• _Material shown_
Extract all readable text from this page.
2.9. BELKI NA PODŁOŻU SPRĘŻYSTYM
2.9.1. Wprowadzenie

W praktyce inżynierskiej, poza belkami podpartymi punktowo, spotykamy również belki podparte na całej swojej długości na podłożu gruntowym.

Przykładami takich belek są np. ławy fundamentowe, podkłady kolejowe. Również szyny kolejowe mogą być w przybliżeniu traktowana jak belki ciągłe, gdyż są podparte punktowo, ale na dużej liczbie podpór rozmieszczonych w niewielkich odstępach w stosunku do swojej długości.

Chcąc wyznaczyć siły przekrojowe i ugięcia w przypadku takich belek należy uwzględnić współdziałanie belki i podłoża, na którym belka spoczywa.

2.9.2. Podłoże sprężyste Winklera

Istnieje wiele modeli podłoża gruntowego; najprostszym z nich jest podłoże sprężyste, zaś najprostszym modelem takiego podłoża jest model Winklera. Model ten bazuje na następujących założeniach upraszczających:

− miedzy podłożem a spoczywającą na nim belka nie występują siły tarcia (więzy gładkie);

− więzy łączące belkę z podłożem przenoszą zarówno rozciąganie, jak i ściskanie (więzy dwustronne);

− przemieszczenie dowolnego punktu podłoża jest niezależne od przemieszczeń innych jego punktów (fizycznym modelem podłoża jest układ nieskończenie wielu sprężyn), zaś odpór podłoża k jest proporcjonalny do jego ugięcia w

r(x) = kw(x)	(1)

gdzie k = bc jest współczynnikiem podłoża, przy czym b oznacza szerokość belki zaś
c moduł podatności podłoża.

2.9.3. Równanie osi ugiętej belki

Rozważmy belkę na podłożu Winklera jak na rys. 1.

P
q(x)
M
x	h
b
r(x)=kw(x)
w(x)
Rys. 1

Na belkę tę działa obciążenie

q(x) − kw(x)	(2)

• _Task directions_
Repeat every line of the records above exactly.

• _Solution for this problem_
Extract all readable text from this page.
2.9. BELKI NA PODŁOŻU SPRĘŻYSTYM
2.9.1. Wprowadzenie

W praktyce inżynierskiej, poza belkami podpartymi punktowo, spotykamy również belki podparte na całej swojej długości na podłożu gruntowym.

Przykładami takich belek są np. ławy fundamentowe, podkłady kolejowe. Również szyny kolejowe mogą być w przybliżeniu traktowana jak belki ciągłe, gdyż są podparte punktowo, ale na dużej liczbie podpór rozmieszczonych w niewielkich odstępach w stosunku do swojej długości.

Chcąc wyznaczyć siły przekrojowe i ugięcia w przypadku takich belek należy uwzględnić współdziałanie belki i podłoża, na którym belka spoczywa.

2.9.2. Podłoże sprężyste Winklera

Istnieje wiele modeli podłoża gruntowego; najprostszym z nich jest podłoże sprężyste, zaś najprostszym modelem takiego podłoża jest model Winklera. Model ten bazuje na następujących założeniach upraszczających:

− miedzy podłożem a spoczywającą na nim belka nie występują siły tarcia (więzy gładkie);

− więzy łączące belkę z podłożem przenoszą zarówno rozciąganie, jak i ściskanie (więzy dwustronne);

− przemieszczenie dowolnego punktu podłoża jest niezależne od przemieszczeń innych jego punktów (fizycznym modelem podłoża jest układ nieskończenie wielu sprężyn), zaś odpór podłoża k jest proporcjonalny do jego ugięcia w

r(x) = kw(x)	(1)

gdzie k = bc jest współczynnikiem podłoża, przy czym b oznacza szerokość belki zaś
c moduł podatności podłoża.

2.9.3. Równanie osi ugiętej belki

Rozważmy belkę na podłożu Winklera jak na rys. 1.

P
q(x)
M
x	h
b
r(x)=kw(x)
w(x)
Rys. 1

Na belkę tę działa obciążenie

q(x) − kw(x)	(2)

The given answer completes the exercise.